[Set problem]: Quote all of the data that follows exactly as written, skipping the images.

[Data rows]:
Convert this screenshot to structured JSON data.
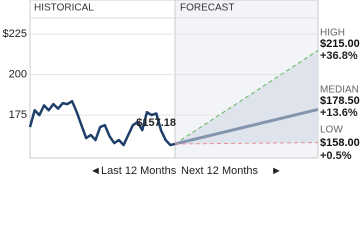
{
  "chart_data": {
    "type": "line",
    "headers": [
      "HISTORICAL",
      "FORECAST"
    ],
    "period_labels": [
      "Last 12 Months",
      "Next 12 Months"
    ],
    "color": "#1f3f6b",
    "values": [
      167.6,
      178,
      175,
      181,
      178,
      181.8,
      179,
      182.4,
      181.8,
      183.6,
      176.8,
      168.8,
      160.8,
      162.7,
      159.6,
      167.6,
      168.8,
      162,
      157.7,
      159.6,
      156.5,
      162.7,
      168.8,
      170.7,
      165.7,
      176.8,
      175,
      176,
      165.7,
      159.6,
      156.5,
      157.18
    ],
    "current_label": "$157.18",
    "ylim": [
      148.5,
      235
    ],
    "yticks": [
      {
        "value": 175,
        "label": "175"
      },
      {
        "value": 200,
        "label": "200"
      },
      {
        "value": 225,
        "label": "$225"
      }
    ],
    "grid": true,
    "forecast": [
      {
        "name": "HIGH",
        "value": 215,
        "value_label": "$215.00",
        "change": 36.8,
        "change_label": "+36.8%",
        "color": "#5cb85c",
        "change_color": "#1a9a1a",
        "dash": true
      },
      {
        "name": "MEDIAN",
        "value": 178.5,
        "value_label": "$178.50",
        "change": 13.6,
        "change_label": "+13.6%",
        "color": "#8394ad",
        "change_color": "#1a9a1a",
        "dash": false
      },
      {
        "name": "LOW",
        "value": 158,
        "value_label": "$158.00",
        "change": 0.5,
        "change_label": "+0.5%",
        "color": "#e8909a",
        "change_color": "#1a9a1a",
        "dash": true
      }
    ]
  }
}
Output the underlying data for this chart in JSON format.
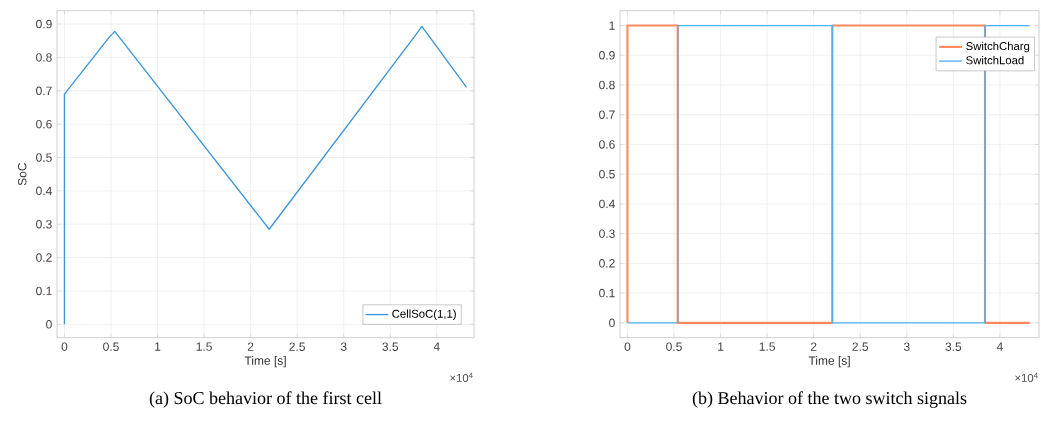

[Solution to the problem]:
Convert this screenshot to structured JSON data.
{
  "chart_data": {
    "type": "line",
    "headers": [
      "HISTORICAL",
      "FORECAST"
    ],
    "period_labels": [
      "Last 12 Months",
      "Next 12 Months"
    ],
    "color": "#1f3f6b",
    "values": [
      167.6,
      178,
      175,
      181,
      178,
      181.8,
      179,
      182.4,
      181.8,
      183.6,
      176.8,
      168.8,
      160.8,
      162.7,
      159.6,
      167.6,
      168.8,
      162,
      157.7,
      159.6,
      156.5,
      162.7,
      168.8,
      170.7,
      165.7,
      176.8,
      175,
      176,
      165.7,
      159.6,
      156.5,
      157.18
    ],
    "current_label": "$157.18",
    "ylim": [
      148.5,
      235
    ],
    "yticks": [
      {
        "value": 175,
        "label": "175"
      },
      {
        "value": 200,
        "label": "200"
      },
      {
        "value": 225,
        "label": "$225"
      }
    ],
    "grid": true,
    "forecast": [
      {
        "name": "HIGH",
        "value": 215,
        "value_label": "$215.00",
        "change": 36.8,
        "change_label": "+36.8%",
        "color": "#5cb85c",
        "change_color": "#1a9a1a",
        "dash": true
      },
      {
        "name": "MEDIAN",
        "value": 178.5,
        "value_label": "$178.50",
        "change": 13.6,
        "change_label": "+13.6%",
        "color": "#8394ad",
        "change_color": "#1a9a1a",
        "dash": false
      },
      {
        "name": "LOW",
        "value": 158,
        "value_label": "$158.00",
        "change": 0.5,
        "change_label": "+0.5%",
        "color": "#e8909a",
        "change_color": "#1a9a1a",
        "dash": true
      }
    ]
  }
}
Output the underlying data for this chart in JSON format.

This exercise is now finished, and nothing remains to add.